'''
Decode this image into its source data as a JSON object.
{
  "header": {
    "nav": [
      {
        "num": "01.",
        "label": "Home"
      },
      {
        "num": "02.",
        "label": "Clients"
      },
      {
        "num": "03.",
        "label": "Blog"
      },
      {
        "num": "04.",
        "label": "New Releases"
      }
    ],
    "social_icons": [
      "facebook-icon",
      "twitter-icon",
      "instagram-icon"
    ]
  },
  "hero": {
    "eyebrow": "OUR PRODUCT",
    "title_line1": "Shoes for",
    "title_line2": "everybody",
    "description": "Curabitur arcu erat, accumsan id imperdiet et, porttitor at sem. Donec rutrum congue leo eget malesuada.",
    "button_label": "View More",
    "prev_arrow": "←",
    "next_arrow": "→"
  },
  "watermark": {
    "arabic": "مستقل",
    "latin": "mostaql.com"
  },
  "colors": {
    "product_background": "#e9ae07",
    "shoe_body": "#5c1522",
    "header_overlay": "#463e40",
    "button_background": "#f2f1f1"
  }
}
'''
### EXERCISE REQUIREMENTS
Reproduce the full listing above, character for character.

### PROBLEM SOLUTION
Decode this image into its source data as a JSON object.
{
  "header": {
    "nav": [
      {
        "num": "01.",
        "label": "Home"
      },
      {
        "num": "02.",
        "label": "Clients"
      },
      {
        "num": "03.",
        "label": "Blog"
      },
      {
        "num": "04.",
        "label": "New Releases"
      }
    ],
    "social_icons": [
      "facebook-icon",
      "twitter-icon",
      "instagram-icon"
    ]
  },
  "hero": {
    "eyebrow": "OUR PRODUCT",
    "title_line1": "Shoes for",
    "title_line2": "everybody",
    "description": "Curabitur arcu erat, accumsan id imperdiet et, porttitor at sem. Donec rutrum congue leo eget malesuada.",
    "button_label": "View More",
    "prev_arrow": "←",
    "next_arrow": "→"
  },
  "watermark": {
    "arabic": "مستقل",
    "latin": "mostaql.com"
  },
  "colors": {
    "product_background": "#e9ae07",
    "shoe_body": "#5c1522",
    "header_overlay": "#463e40",
    "button_background": "#f2f1f1"
  }
}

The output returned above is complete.